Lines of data
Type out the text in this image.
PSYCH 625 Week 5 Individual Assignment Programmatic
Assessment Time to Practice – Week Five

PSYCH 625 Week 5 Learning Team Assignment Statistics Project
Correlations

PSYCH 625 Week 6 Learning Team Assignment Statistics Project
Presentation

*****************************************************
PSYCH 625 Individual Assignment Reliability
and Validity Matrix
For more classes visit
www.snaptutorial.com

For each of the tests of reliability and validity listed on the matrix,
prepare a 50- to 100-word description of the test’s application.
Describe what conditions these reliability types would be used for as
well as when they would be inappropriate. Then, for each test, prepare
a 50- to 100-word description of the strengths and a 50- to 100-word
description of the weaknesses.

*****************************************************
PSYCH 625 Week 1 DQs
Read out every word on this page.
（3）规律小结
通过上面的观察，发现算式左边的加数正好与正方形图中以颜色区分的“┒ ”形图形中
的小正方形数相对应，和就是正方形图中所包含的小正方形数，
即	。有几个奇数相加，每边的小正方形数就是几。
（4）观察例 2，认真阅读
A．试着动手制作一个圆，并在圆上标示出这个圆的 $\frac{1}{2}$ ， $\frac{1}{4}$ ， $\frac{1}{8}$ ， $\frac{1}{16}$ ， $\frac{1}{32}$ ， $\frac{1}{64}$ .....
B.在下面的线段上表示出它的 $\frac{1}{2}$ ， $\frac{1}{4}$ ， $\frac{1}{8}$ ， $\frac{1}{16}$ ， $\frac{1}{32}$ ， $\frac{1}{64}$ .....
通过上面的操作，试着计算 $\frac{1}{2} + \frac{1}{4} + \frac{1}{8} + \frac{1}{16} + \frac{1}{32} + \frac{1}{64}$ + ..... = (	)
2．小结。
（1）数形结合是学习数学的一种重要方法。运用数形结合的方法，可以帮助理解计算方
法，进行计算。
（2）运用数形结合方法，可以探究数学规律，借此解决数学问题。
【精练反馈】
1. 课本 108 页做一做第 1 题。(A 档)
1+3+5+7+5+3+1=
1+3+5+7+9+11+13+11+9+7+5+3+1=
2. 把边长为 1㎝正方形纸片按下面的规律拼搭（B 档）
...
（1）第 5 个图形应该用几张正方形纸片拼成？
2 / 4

• **TASK REQUIREMENTS**
In the records above, find each line with the word "this" and copy it.

• **EXERCISE RESULT**
Type out the text in this image.
Read out every word on this page.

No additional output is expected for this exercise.